=== Work required ===
Restate the data exactly as given and keep the pictures out.

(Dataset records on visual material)
-- Begin --

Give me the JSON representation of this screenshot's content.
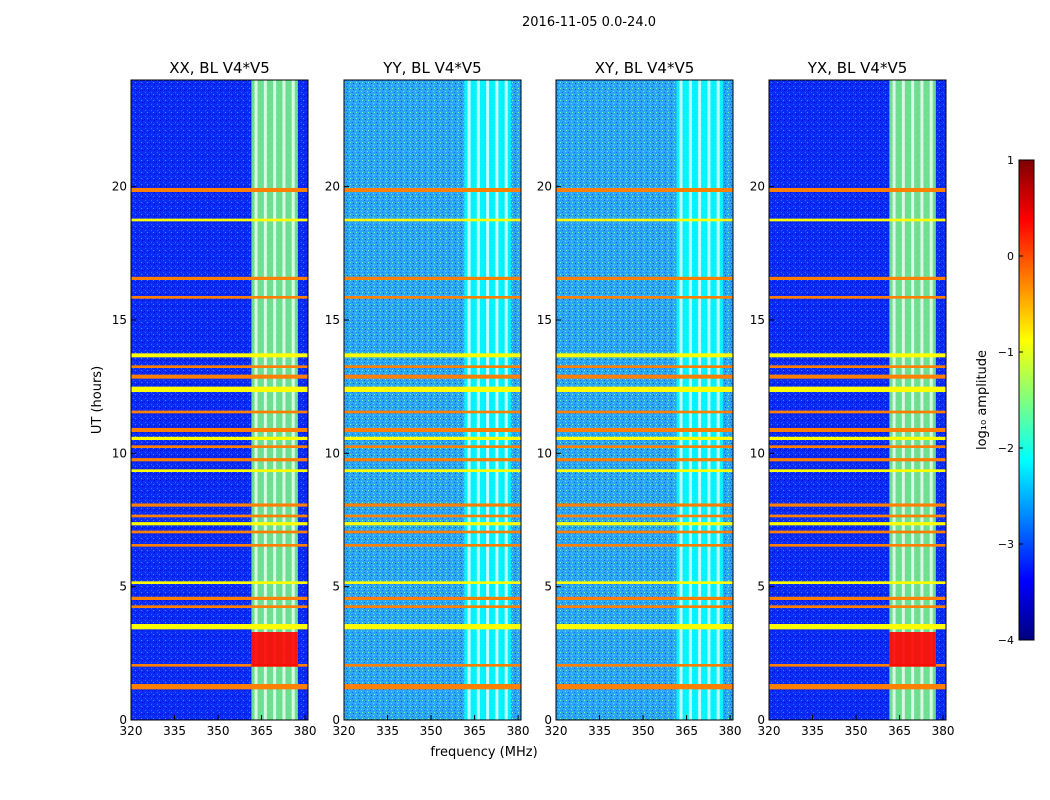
{
  "suptitle": "2016-11-05 0.0-24.0",
  "chart_data": {
    "type": "heatmap",
    "ylabel": "UT (hours)",
    "xlabel": "frequency (MHz)",
    "xlim": [
      320,
      381
    ],
    "ylim": [
      0,
      24
    ],
    "xticks": [
      320,
      335,
      350,
      365,
      380
    ],
    "yticks": [
      0,
      5,
      10,
      15,
      20
    ],
    "colorbar": {
      "label": "log₁₀ amplitude",
      "range": [
        -4,
        1
      ],
      "ticks": [
        "1",
        "0",
        "−1",
        "−2",
        "−3",
        "−4"
      ],
      "colormap": "jet",
      "colors": [
        "#00007f",
        "#0000ff",
        "#007fff",
        "#00ffff",
        "#7fff7f",
        "#ffff00",
        "#ff7f00",
        "#ff0000",
        "#7f0000"
      ]
    },
    "panels": [
      {
        "title": "XX, BL V4*V5",
        "background_log_amplitude": -3.0,
        "rfi_band_mhz": [
          361.5,
          377.5
        ]
      },
      {
        "title": "YY, BL V4*V5",
        "background_log_amplitude": -2.2,
        "rfi_band_mhz": [
          361.5,
          377.5
        ]
      },
      {
        "title": "XY, BL V4*V5",
        "background_log_amplitude": -2.2,
        "rfi_band_mhz": [
          361.5,
          377.5
        ]
      },
      {
        "title": "YX, BL V4*V5",
        "background_log_amplitude": -3.0,
        "rfi_band_mhz": [
          361.5,
          377.5
        ]
      }
    ],
    "rfi_bands_log_amplitude": {
      "strong": 0.0,
      "medium": -1.0
    },
    "rfi_time_bands_hours": [
      [
        1.15,
        1.35
      ],
      [
        2.0,
        2.1
      ],
      [
        3.4,
        3.6
      ],
      [
        4.2,
        4.3
      ],
      [
        4.5,
        4.62
      ],
      [
        5.1,
        5.2
      ],
      [
        6.5,
        6.6
      ],
      [
        7.0,
        7.1
      ],
      [
        7.3,
        7.42
      ],
      [
        7.6,
        7.7
      ],
      [
        8.0,
        8.12
      ],
      [
        9.3,
        9.4
      ],
      [
        9.7,
        9.82
      ],
      [
        10.2,
        10.3
      ],
      [
        10.5,
        10.62
      ],
      [
        10.8,
        10.95
      ],
      [
        11.5,
        11.6
      ],
      [
        12.3,
        12.5
      ],
      [
        12.8,
        12.95
      ],
      [
        13.2,
        13.3
      ],
      [
        13.6,
        13.75
      ],
      [
        15.8,
        15.9
      ],
      [
        16.5,
        16.62
      ],
      [
        18.7,
        18.8
      ],
      [
        19.8,
        19.95
      ]
    ]
  }
}
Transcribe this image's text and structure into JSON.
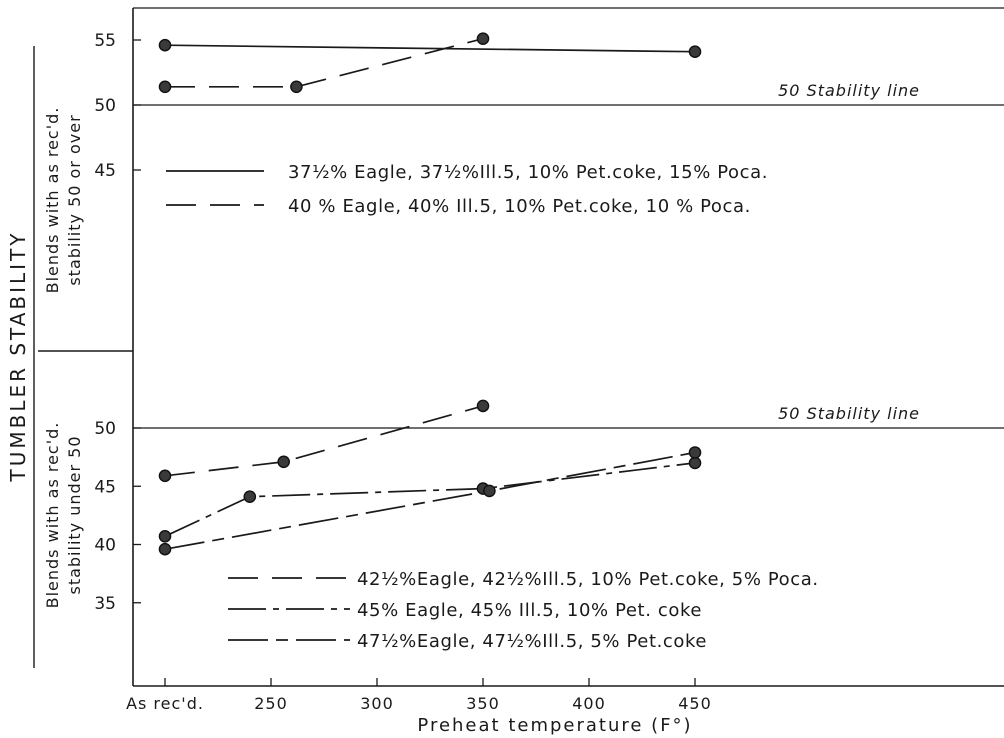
{
  "figure": {
    "ylabel_outer": "TUMBLER STABILITY",
    "xlabel": "Preheat temperature (F°)",
    "x_ticks": [
      "As rec'd.",
      "250",
      "300",
      "350",
      "400",
      "450"
    ]
  },
  "chart_data": [
    {
      "type": "line",
      "panel": "top",
      "ylabel": [
        "Blends with as rec'd.",
        "stability 50 or over"
      ],
      "ylim": [
        41,
        56
      ],
      "y_ticks": [
        45,
        50,
        55
      ],
      "x_scale": "temperature (F°), first tick labelled \"As rec'd.\"",
      "reference_line": {
        "value": 50,
        "label": "50 Stability line"
      },
      "legend_placement": "upper-left inside panel",
      "series": [
        {
          "name": "37½% Eagle, 37½%Ill.5, 10% Pet.coke, 15% Poca.",
          "style": "solid",
          "points": [
            {
              "x": "As rec'd.",
              "y": 54.6
            },
            {
              "x": 450,
              "y": 54.1
            }
          ]
        },
        {
          "name": "40 % Eagle, 40% Ill.5, 10% Pet.coke, 10 % Poca.",
          "style": "long-dash",
          "points": [
            {
              "x": "As rec'd.",
              "y": 51.4
            },
            {
              "x": 262,
              "y": 51.4
            },
            {
              "x": 350,
              "y": 55.1
            }
          ]
        }
      ]
    },
    {
      "type": "line",
      "panel": "bottom",
      "ylabel": [
        "Blends with as rec'd.",
        "stability under 50"
      ],
      "ylim": [
        31,
        55
      ],
      "y_ticks": [
        35,
        40,
        45,
        50
      ],
      "x_scale": "temperature (F°), first tick labelled \"As rec'd.\"",
      "reference_line": {
        "value": 50,
        "label": "50 Stability line"
      },
      "legend_placement": "lower-left inside panel",
      "series": [
        {
          "name": "42½%Eagle, 42½%Ill.5, 10% Pet.coke, 5% Poca.",
          "style": "long-dash",
          "points": [
            {
              "x": "As rec'd.",
              "y": 45.9
            },
            {
              "x": 256,
              "y": 47.1
            },
            {
              "x": 350,
              "y": 51.9
            }
          ]
        },
        {
          "name": "45% Eagle, 45% Ill.5, 10% Pet. coke",
          "style": "dash-dot",
          "points": [
            {
              "x": "As rec'd.",
              "y": 40.7
            },
            {
              "x": 240,
              "y": 44.1
            },
            {
              "x": 350,
              "y": 44.8
            },
            {
              "x": 450,
              "y": 47.0
            }
          ]
        },
        {
          "name": "47½%Eagle, 47½%Ill.5, 5% Pet.coke",
          "style": "solid-dashed",
          "points": [
            {
              "x": "As rec'd.",
              "y": 39.6
            },
            {
              "x": 353,
              "y": 44.6
            },
            {
              "x": 450,
              "y": 47.9
            }
          ]
        }
      ]
    }
  ]
}
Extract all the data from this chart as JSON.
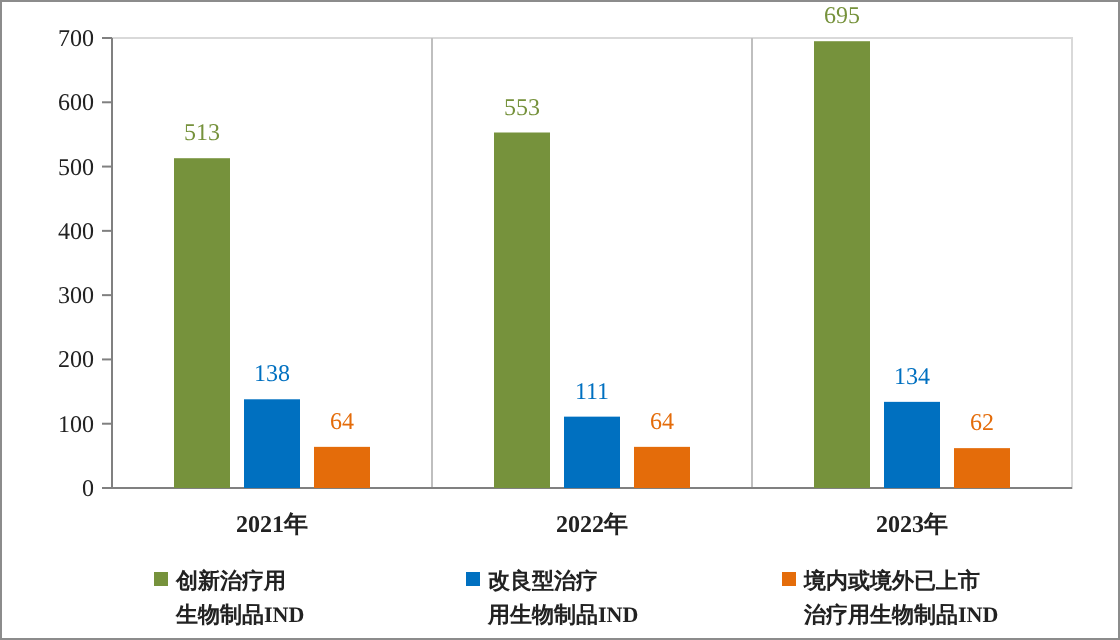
{
  "chart_data": {
    "type": "bar",
    "categories": [
      "2021年",
      "2022年",
      "2023年"
    ],
    "series": [
      {
        "name": "创新治疗用生物制品IND",
        "color": "#76923c",
        "values": [
          513,
          553,
          695
        ]
      },
      {
        "name": "改良型治疗用生物制品IND",
        "color": "#0070c0",
        "values": [
          138,
          111,
          134
        ]
      },
      {
        "name": "境内或境外已上市治疗用生物制品IND",
        "color": "#e46c0a",
        "values": [
          64,
          64,
          62
        ]
      }
    ],
    "ylim": [
      0,
      700
    ],
    "yticks": [
      0,
      100,
      200,
      300,
      400,
      500,
      600,
      700
    ],
    "grid": "x",
    "data_labels": true,
    "legend": "bottom"
  }
}
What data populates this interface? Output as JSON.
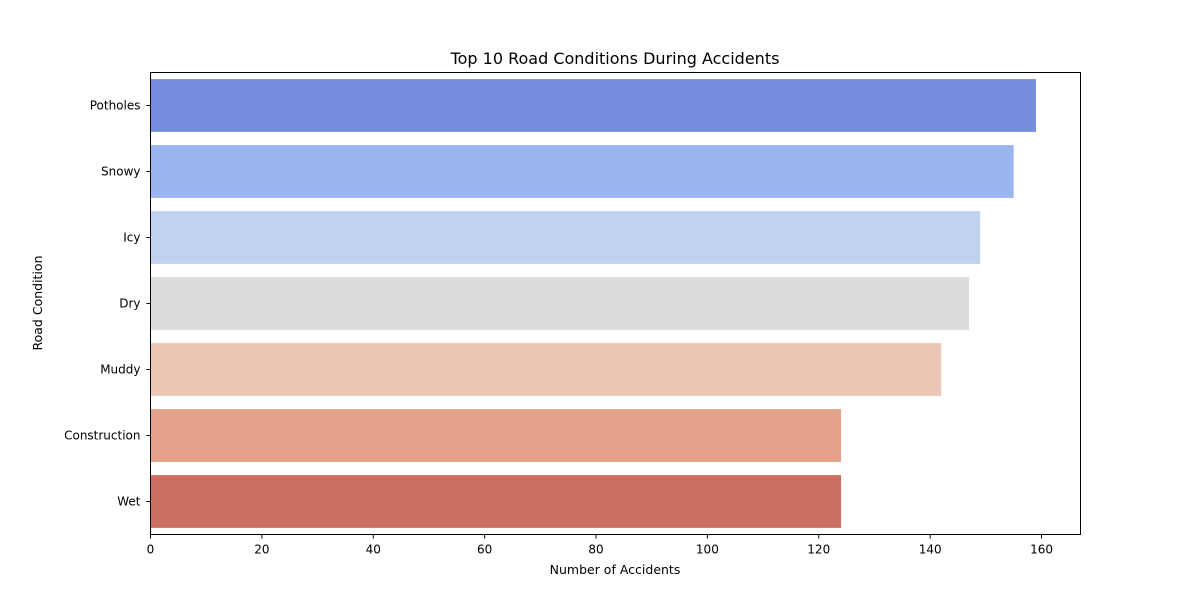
{
  "chart_data": {
    "type": "bar",
    "orientation": "horizontal",
    "title": "Top 10 Road Conditions During Accidents",
    "xlabel": "Number of Accidents",
    "ylabel": "Road Condition",
    "categories": [
      "Potholes",
      "Snowy",
      "Icy",
      "Dry",
      "Muddy",
      "Construction",
      "Wet"
    ],
    "values": [
      159,
      155,
      149,
      147,
      142,
      124,
      124
    ],
    "colors": [
      "#748ddc",
      "#9ab5f0",
      "#c1d2f0",
      "#dcdcdc",
      "#ecc6b5",
      "#e5a28b",
      "#cd6e62"
    ],
    "xlim": [
      0,
      167
    ],
    "xticks": [
      0,
      20,
      40,
      60,
      80,
      100,
      120,
      140,
      160
    ],
    "grid": false,
    "legend": "none"
  }
}
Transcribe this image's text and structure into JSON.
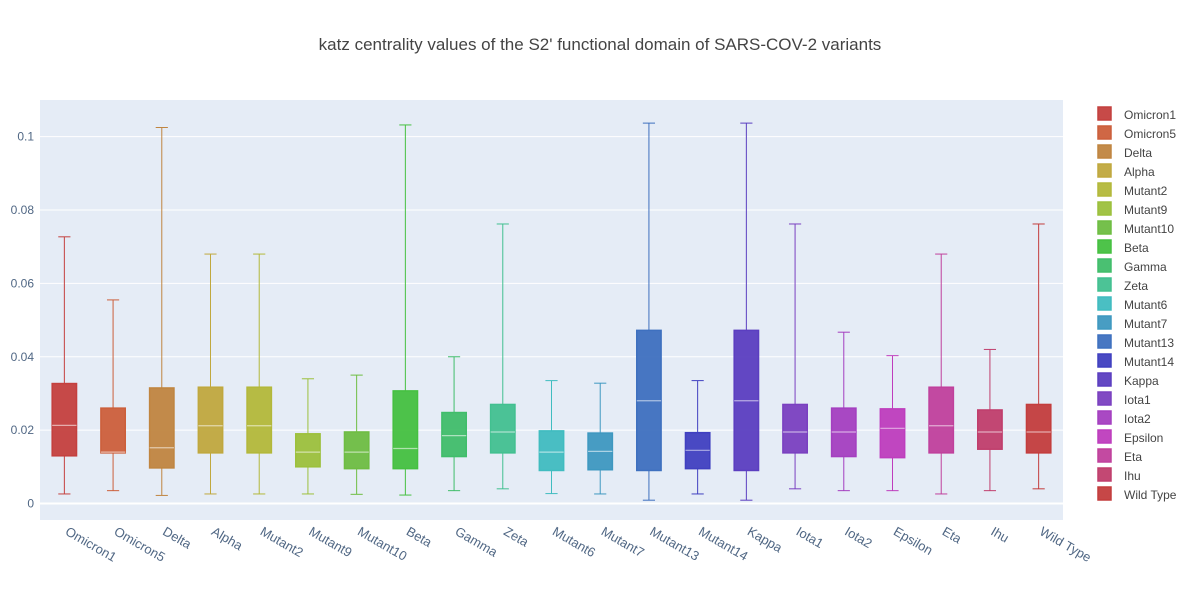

-- End --

=== Task answer ===
Give me the JSON representation of this screenshot's content.
{
  "suptitle": "2016-11-05 0.0-24.0",
  "chart_data": {
    "type": "heatmap",
    "ylabel": "UT (hours)",
    "xlabel": "frequency (MHz)",
    "xlim": [
      320,
      381
    ],
    "ylim": [
      0,
      24
    ],
    "xticks": [
      320,
      335,
      350,
      365,
      380
    ],
    "yticks": [
      0,
      5,
      10,
      15,
      20
    ],
    "colorbar": {
      "label": "log₁₀ amplitude",
      "range": [
        -4,
        1
      ],
      "ticks": [
        "1",
        "0",
        "−1",
        "−2",
        "−3",
        "−4"
      ],
      "colormap": "jet",
      "colors": [
        "#00007f",
        "#0000ff",
        "#007fff",
        "#00ffff",
        "#7fff7f",
        "#ffff00",
        "#ff7f00",
        "#ff0000",
        "#7f0000"
      ]
    },
    "panels": [
      {
        "title": "XX, BL V4*V5",
        "background_log_amplitude": -3.0,
        "rfi_band_mhz": [
          361.5,
          377.5
        ]
      },
      {
        "title": "YY, BL V4*V5",
        "background_log_amplitude": -2.2,
        "rfi_band_mhz": [
          361.5,
          377.5
        ]
      },
      {
        "title": "XY, BL V4*V5",
        "background_log_amplitude": -2.2,
        "rfi_band_mhz": [
          361.5,
          377.5
        ]
      },
      {
        "title": "YX, BL V4*V5",
        "background_log_amplitude": -3.0,
        "rfi_band_mhz": [
          361.5,
          377.5
        ]
      }
    ],
    "rfi_bands_log_amplitude": {
      "strong": 0.0,
      "medium": -1.0
    },
    "rfi_time_bands_hours": [
      [
        1.15,
        1.35
      ],
      [
        2.0,
        2.1
      ],
      [
        3.4,
        3.6
      ],
      [
        4.2,
        4.3
      ],
      [
        4.5,
        4.62
      ],
      [
        5.1,
        5.2
      ],
      [
        6.5,
        6.6
      ],
      [
        7.0,
        7.1
      ],
      [
        7.3,
        7.42
      ],
      [
        7.6,
        7.7
      ],
      [
        8.0,
        8.12
      ],
      [
        9.3,
        9.4
      ],
      [
        9.7,
        9.82
      ],
      [
        10.2,
        10.3
      ],
      [
        10.5,
        10.62
      ],
      [
        10.8,
        10.95
      ],
      [
        11.5,
        11.6
      ],
      [
        12.3,
        12.5
      ],
      [
        12.8,
        12.95
      ],
      [
        13.2,
        13.3
      ],
      [
        13.6,
        13.75
      ],
      [
        15.8,
        15.9
      ],
      [
        16.5,
        16.62
      ],
      [
        18.7,
        18.8
      ],
      [
        19.8,
        19.95
      ]
    ]
  }
}
Transcribe this image's text and structure into JSON.
{
  "figure": {
    "ylabel_outer": "TUMBLER STABILITY",
    "xlabel": "Preheat temperature (F°)",
    "x_ticks": [
      "As rec'd.",
      "250",
      "300",
      "350",
      "400",
      "450"
    ]
  },
  "chart_data": [
    {
      "type": "line",
      "panel": "top",
      "ylabel": [
        "Blends with as rec'd.",
        "stability 50 or over"
      ],
      "ylim": [
        41,
        56
      ],
      "y_ticks": [
        45,
        50,
        55
      ],
      "x_scale": "temperature (F°), first tick labelled \"As rec'd.\"",
      "reference_line": {
        "value": 50,
        "label": "50 Stability line"
      },
      "legend_placement": "upper-left inside panel",
      "series": [
        {
          "name": "37½% Eagle, 37½%Ill.5, 10% Pet.coke, 15% Poca.",
          "style": "solid",
          "points": [
            {
              "x": "As rec'd.",
              "y": 54.6
            },
            {
              "x": 450,
              "y": 54.1
            }
          ]
        },
        {
          "name": "40 % Eagle, 40% Ill.5, 10% Pet.coke, 10 % Poca.",
          "style": "long-dash",
          "points": [
            {
              "x": "As rec'd.",
              "y": 51.4
            },
            {
              "x": 262,
              "y": 51.4
            },
            {
              "x": 350,
              "y": 55.1
            }
          ]
        }
      ]
    },
    {
      "type": "line",
      "panel": "bottom",
      "ylabel": [
        "Blends with as rec'd.",
        "stability under 50"
      ],
      "ylim": [
        31,
        55
      ],
      "y_ticks": [
        35,
        40,
        45,
        50
      ],
      "x_scale": "temperature (F°), first tick labelled \"As rec'd.\"",
      "reference_line": {
        "value": 50,
        "label": "50 Stability line"
      },
      "legend_placement": "lower-left inside panel",
      "series": [
        {
          "name": "42½%Eagle, 42½%Ill.5, 10% Pet.coke, 5% Poca.",
          "style": "long-dash",
          "points": [
            {
              "x": "As rec'd.",
              "y": 45.9
            },
            {
              "x": 256,
              "y": 47.1
            },
            {
              "x": 350,
              "y": 51.9
            }
          ]
        },
        {
          "name": "45% Eagle, 45% Ill.5, 10% Pet. coke",
          "style": "dash-dot",
          "points": [
            {
              "x": "As rec'd.",
              "y": 40.7
            },
            {
              "x": 240,
              "y": 44.1
            },
            {
              "x": 350,
              "y": 44.8
            },
            {
              "x": 450,
              "y": 47.0
            }
          ]
        },
        {
          "name": "47½%Eagle, 47½%Ill.5, 5% Pet.coke",
          "style": "solid-dashed",
          "points": [
            {
              "x": "As rec'd.",
              "y": 39.6
            },
            {
              "x": 353,
              "y": 44.6
            },
            {
              "x": 450,
              "y": 47.9
            }
          ]
        }
      ]
    }
  ]
}
Extract all the data from this chart as JSON.
{
  "chart_data": {
    "type": "bar",
    "categories": [
      "2021年",
      "2022年",
      "2023年"
    ],
    "series": [
      {
        "name": "创新治疗用生物制品IND",
        "color": "#76923c",
        "values": [
          513,
          553,
          695
        ]
      },
      {
        "name": "改良型治疗用生物制品IND",
        "color": "#0070c0",
        "values": [
          138,
          111,
          134
        ]
      },
      {
        "name": "境内或境外已上市治疗用生物制品IND",
        "color": "#e46c0a",
        "values": [
          64,
          64,
          62
        ]
      }
    ],
    "ylim": [
      0,
      700
    ],
    "yticks": [
      0,
      100,
      200,
      300,
      400,
      500,
      600,
      700
    ],
    "grid": "x",
    "data_labels": true,
    "legend": "bottom"
  }
}
What data populates this interface? Output as JSON.
{
  "chart_data": {
    "type": "bar",
    "orientation": "horizontal",
    "title": "Top 10 Road Conditions During Accidents",
    "xlabel": "Number of Accidents",
    "ylabel": "Road Condition",
    "categories": [
      "Potholes",
      "Snowy",
      "Icy",
      "Dry",
      "Muddy",
      "Construction",
      "Wet"
    ],
    "values": [
      159,
      155,
      149,
      147,
      142,
      124,
      124
    ],
    "colors": [
      "#748ddc",
      "#9ab5f0",
      "#c1d2f0",
      "#dcdcdc",
      "#ecc6b5",
      "#e5a28b",
      "#cd6e62"
    ],
    "xlim": [
      0,
      167
    ],
    "xticks": [
      0,
      20,
      40,
      60,
      80,
      100,
      120,
      140,
      160
    ],
    "grid": false,
    "legend": "none"
  }
}
Transcribe this image's text and structure into JSON.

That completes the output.